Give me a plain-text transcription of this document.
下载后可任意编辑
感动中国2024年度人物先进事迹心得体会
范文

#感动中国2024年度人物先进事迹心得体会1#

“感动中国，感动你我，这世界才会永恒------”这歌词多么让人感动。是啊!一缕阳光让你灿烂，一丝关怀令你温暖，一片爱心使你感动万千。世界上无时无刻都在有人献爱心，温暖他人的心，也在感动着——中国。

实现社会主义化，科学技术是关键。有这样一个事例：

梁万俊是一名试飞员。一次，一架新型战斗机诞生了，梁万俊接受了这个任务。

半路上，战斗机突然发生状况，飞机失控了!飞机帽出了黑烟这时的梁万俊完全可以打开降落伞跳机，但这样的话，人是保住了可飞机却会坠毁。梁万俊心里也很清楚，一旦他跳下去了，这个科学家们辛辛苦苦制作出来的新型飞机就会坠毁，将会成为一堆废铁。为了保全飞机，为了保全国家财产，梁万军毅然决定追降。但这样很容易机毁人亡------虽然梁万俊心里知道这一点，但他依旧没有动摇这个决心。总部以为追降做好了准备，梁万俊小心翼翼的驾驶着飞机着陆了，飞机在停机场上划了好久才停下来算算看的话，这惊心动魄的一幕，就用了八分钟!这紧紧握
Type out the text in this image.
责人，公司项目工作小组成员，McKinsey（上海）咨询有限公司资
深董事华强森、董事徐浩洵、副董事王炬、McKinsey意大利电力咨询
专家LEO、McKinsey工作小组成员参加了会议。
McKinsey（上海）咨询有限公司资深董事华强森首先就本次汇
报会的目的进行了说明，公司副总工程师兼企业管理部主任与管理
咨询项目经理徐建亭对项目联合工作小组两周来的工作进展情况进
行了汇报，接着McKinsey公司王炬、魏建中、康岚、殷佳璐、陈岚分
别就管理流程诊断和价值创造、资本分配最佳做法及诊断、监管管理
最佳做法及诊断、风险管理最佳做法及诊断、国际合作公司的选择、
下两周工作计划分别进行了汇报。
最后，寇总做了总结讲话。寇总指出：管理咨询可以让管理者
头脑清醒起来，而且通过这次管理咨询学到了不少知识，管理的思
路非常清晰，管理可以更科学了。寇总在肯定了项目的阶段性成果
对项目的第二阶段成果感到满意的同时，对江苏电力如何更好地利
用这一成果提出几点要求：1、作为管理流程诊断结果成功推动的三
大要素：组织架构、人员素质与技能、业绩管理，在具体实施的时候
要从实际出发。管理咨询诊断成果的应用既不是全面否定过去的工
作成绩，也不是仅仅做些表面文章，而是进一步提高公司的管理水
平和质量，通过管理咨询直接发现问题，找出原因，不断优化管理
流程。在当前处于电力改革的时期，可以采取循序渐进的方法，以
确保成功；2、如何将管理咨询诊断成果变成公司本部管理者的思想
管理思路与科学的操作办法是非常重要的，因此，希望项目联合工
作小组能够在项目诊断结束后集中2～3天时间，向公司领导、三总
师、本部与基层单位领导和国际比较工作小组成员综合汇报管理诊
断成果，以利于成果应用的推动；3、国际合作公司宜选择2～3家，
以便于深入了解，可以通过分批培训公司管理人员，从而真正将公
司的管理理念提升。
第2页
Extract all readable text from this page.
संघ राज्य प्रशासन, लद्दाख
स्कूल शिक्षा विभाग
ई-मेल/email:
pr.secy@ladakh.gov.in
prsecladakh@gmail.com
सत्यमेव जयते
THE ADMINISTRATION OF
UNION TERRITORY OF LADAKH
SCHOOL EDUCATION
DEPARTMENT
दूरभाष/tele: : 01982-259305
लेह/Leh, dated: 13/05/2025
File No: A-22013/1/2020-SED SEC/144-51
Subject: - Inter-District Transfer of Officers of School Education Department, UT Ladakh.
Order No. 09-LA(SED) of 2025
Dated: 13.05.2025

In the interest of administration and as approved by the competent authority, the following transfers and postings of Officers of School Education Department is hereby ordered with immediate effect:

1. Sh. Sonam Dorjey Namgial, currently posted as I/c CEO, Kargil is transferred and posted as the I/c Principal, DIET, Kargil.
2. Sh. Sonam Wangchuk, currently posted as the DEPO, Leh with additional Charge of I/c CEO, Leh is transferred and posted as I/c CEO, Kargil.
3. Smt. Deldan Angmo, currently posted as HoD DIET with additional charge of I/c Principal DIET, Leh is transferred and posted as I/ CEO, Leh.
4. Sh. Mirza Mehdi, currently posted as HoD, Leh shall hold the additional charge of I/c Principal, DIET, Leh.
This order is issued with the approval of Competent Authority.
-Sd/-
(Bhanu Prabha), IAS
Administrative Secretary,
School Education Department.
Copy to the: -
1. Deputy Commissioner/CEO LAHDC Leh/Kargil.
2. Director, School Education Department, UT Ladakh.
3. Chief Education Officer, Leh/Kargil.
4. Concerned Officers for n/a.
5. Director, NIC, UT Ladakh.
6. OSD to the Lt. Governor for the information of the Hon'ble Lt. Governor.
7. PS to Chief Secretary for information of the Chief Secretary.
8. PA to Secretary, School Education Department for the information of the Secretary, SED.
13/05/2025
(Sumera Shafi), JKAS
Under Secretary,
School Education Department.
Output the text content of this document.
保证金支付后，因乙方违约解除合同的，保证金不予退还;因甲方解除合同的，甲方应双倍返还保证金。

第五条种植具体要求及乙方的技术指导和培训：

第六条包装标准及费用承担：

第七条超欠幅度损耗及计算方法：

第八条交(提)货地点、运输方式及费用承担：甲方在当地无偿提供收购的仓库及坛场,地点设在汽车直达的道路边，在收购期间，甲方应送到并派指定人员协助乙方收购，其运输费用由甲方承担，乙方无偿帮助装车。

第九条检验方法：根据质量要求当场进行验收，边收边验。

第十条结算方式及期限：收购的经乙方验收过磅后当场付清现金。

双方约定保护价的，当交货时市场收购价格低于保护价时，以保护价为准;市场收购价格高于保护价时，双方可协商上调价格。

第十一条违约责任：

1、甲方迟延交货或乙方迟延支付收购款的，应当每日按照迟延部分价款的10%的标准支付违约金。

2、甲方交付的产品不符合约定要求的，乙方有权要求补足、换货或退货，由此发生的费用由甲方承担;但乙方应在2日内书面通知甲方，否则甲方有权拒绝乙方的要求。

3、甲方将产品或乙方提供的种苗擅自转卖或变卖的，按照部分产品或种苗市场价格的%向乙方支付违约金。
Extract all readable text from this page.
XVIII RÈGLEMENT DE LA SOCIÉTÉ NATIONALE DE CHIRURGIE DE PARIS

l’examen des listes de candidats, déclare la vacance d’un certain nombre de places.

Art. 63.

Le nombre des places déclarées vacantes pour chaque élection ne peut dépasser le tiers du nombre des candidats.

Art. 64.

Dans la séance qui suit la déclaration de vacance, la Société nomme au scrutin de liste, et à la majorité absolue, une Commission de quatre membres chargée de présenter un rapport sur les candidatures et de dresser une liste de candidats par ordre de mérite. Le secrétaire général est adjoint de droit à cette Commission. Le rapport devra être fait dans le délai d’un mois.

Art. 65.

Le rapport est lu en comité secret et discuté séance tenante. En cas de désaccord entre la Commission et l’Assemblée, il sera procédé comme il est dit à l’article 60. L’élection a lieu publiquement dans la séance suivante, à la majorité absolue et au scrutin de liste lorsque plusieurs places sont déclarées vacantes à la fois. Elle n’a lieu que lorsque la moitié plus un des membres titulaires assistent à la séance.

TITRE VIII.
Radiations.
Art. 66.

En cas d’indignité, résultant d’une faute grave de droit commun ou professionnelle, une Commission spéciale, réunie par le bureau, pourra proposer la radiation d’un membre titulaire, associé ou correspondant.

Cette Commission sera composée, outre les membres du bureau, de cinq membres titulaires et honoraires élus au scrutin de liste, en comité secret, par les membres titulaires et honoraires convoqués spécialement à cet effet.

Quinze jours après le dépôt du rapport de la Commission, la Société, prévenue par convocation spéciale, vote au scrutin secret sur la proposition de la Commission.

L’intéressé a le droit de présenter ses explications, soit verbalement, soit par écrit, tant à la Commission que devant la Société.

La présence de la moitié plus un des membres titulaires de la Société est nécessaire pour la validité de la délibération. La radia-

• Prompt: Only the number is wanted: how many lines in the entries above contain the word "posted"?

• Exercise solution: 4